▶ **DIRECTIVE**
Produce an exact copy of all the records.

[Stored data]
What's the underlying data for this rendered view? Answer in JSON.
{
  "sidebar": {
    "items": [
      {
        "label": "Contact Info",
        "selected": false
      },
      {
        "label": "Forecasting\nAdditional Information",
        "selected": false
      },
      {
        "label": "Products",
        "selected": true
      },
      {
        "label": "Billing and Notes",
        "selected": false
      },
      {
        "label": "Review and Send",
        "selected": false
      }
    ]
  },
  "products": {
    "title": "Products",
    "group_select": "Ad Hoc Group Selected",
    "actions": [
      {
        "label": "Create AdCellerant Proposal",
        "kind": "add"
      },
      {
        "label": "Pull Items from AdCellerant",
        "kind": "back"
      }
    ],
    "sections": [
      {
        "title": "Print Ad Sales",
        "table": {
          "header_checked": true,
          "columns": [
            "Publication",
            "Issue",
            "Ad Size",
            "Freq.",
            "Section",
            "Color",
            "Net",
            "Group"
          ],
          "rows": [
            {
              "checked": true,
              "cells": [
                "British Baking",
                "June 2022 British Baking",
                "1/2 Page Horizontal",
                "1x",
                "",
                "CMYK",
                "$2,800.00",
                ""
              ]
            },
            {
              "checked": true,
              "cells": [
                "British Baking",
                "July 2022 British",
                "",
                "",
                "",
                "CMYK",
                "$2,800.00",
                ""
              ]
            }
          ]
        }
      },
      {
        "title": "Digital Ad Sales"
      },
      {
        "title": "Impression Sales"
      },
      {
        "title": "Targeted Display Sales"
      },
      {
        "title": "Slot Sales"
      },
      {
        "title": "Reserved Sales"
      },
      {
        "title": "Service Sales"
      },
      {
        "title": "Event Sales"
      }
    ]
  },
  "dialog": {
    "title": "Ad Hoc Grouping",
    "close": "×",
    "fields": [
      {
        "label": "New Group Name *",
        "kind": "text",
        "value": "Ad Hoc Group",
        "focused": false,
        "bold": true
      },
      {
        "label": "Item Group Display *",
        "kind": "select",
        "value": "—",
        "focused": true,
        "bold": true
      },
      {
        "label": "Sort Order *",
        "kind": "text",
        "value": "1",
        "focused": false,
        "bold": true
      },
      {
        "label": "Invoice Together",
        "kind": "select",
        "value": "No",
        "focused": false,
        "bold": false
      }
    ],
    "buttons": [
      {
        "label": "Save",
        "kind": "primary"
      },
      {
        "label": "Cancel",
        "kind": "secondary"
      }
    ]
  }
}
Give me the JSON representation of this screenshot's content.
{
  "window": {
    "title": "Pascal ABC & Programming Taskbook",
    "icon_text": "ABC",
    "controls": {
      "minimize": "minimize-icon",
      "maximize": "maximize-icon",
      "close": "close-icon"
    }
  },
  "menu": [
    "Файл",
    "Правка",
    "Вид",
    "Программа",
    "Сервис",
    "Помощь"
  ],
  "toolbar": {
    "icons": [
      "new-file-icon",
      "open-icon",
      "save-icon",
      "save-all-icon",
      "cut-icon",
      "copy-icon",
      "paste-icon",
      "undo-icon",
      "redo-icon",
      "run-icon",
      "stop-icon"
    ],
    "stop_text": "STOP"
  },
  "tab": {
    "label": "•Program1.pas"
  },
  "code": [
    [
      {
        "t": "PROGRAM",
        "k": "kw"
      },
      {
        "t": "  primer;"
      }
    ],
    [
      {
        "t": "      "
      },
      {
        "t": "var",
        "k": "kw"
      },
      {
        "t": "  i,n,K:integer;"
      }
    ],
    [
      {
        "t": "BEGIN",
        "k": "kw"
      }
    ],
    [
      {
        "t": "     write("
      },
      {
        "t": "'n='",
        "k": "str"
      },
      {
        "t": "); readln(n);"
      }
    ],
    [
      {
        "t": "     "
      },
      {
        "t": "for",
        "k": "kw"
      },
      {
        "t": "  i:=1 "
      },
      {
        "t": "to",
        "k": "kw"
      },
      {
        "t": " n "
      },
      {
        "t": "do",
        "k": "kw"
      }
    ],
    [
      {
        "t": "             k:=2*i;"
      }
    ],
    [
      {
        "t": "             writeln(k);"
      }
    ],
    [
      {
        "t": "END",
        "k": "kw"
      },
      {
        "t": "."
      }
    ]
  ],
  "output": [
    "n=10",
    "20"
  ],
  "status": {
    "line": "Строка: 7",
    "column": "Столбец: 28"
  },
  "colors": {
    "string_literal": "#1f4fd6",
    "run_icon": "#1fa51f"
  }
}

▶ **ANSWER IN FULL**
What's the underlying data for this rendered view? Answer in JSON.
{
  "sidebar": {
    "items": [
      {
        "label": "Contact Info",
        "selected": false
      },
      {
        "label": "Forecasting\nAdditional Information",
        "selected": false
      },
      {
        "label": "Products",
        "selected": true
      },
      {
        "label": "Billing and Notes",
        "selected": false
      },
      {
        "label": "Review and Send",
        "selected": false
      }
    ]
  },
  "products": {
    "title": "Products",
    "group_select": "Ad Hoc Group Selected",
    "actions": [
      {
        "label": "Create AdCellerant Proposal",
        "kind": "add"
      },
      {
        "label": "Pull Items from AdCellerant",
        "kind": "back"
      }
    ],
    "sections": [
      {
        "title": "Print Ad Sales",
        "table": {
          "header_checked": true,
          "columns": [
            "Publication",
            "Issue",
            "Ad Size",
            "Freq.",
            "Section",
            "Color",
            "Net",
            "Group"
          ],
          "rows": [
            {
              "checked": true,
              "cells": [
                "British Baking",
                "June 2022 British Baking",
                "1/2 Page Horizontal",
                "1x",
                "",
                "CMYK",
                "$2,800.00",
                ""
              ]
            },
            {
              "checked": true,
              "cells": [
                "British Baking",
                "July 2022 British",
                "",
                "",
                "",
                "CMYK",
                "$2,800.00",
                ""
              ]
            }
          ]
        }
      },
      {
        "title": "Digital Ad Sales"
      },
      {
        "title": "Impression Sales"
      },
      {
        "title": "Targeted Display Sales"
      },
      {
        "title": "Slot Sales"
      },
      {
        "title": "Reserved Sales"
      },
      {
        "title": "Service Sales"
      },
      {
        "title": "Event Sales"
      }
    ]
  },
  "dialog": {
    "title": "Ad Hoc Grouping",
    "close": "×",
    "fields": [
      {
        "label": "New Group Name *",
        "kind": "text",
        "value": "Ad Hoc Group",
        "focused": false,
        "bold": true
      },
      {
        "label": "Item Group Display *",
        "kind": "select",
        "value": "—",
        "focused": true,
        "bold": true
      },
      {
        "label": "Sort Order *",
        "kind": "text",
        "value": "1",
        "focused": false,
        "bold": true
      },
      {
        "label": "Invoice Together",
        "kind": "select",
        "value": "No",
        "focused": false,
        "bold": false
      }
    ],
    "buttons": [
      {
        "label": "Save",
        "kind": "primary"
      },
      {
        "label": "Cancel",
        "kind": "secondary"
      }
    ]
  }
}
Give me the JSON representation of this screenshot's content.
{
  "window": {
    "title": "Pascal ABC & Programming Taskbook",
    "icon_text": "ABC",
    "controls": {
      "minimize": "minimize-icon",
      "maximize": "maximize-icon",
      "close": "close-icon"
    }
  },
  "menu": [
    "Файл",
    "Правка",
    "Вид",
    "Программа",
    "Сервис",
    "Помощь"
  ],
  "toolbar": {
    "icons": [
      "new-file-icon",
      "open-icon",
      "save-icon",
      "save-all-icon",
      "cut-icon",
      "copy-icon",
      "paste-icon",
      "undo-icon",
      "redo-icon",
      "run-icon",
      "stop-icon"
    ],
    "stop_text": "STOP"
  },
  "tab": {
    "label": "•Program1.pas"
  },
  "code": [
    [
      {
        "t": "PROGRAM",
        "k": "kw"
      },
      {
        "t": "  primer;"
      }
    ],
    [
      {
        "t": "      "
      },
      {
        "t": "var",
        "k": "kw"
      },
      {
        "t": "  i,n,K:integer;"
      }
    ],
    [
      {
        "t": "BEGIN",
        "k": "kw"
      }
    ],
    [
      {
        "t": "     write("
      },
      {
        "t": "'n='",
        "k": "str"
      },
      {
        "t": "); readln(n);"
      }
    ],
    [
      {
        "t": "     "
      },
      {
        "t": "for",
        "k": "kw"
      },
      {
        "t": "  i:=1 "
      },
      {
        "t": "to",
        "k": "kw"
      },
      {
        "t": " n "
      },
      {
        "t": "do",
        "k": "kw"
      }
    ],
    [
      {
        "t": "             k:=2*i;"
      }
    ],
    [
      {
        "t": "             writeln(k);"
      }
    ],
    [
      {
        "t": "END",
        "k": "kw"
      },
      {
        "t": "."
      }
    ]
  ],
  "output": [
    "n=10",
    "20"
  ],
  "status": {
    "line": "Строка: 7",
    "column": "Столбец: 28"
  },
  "colors": {
    "string_literal": "#1f4fd6",
    "run_icon": "#1fa51f"
  }
}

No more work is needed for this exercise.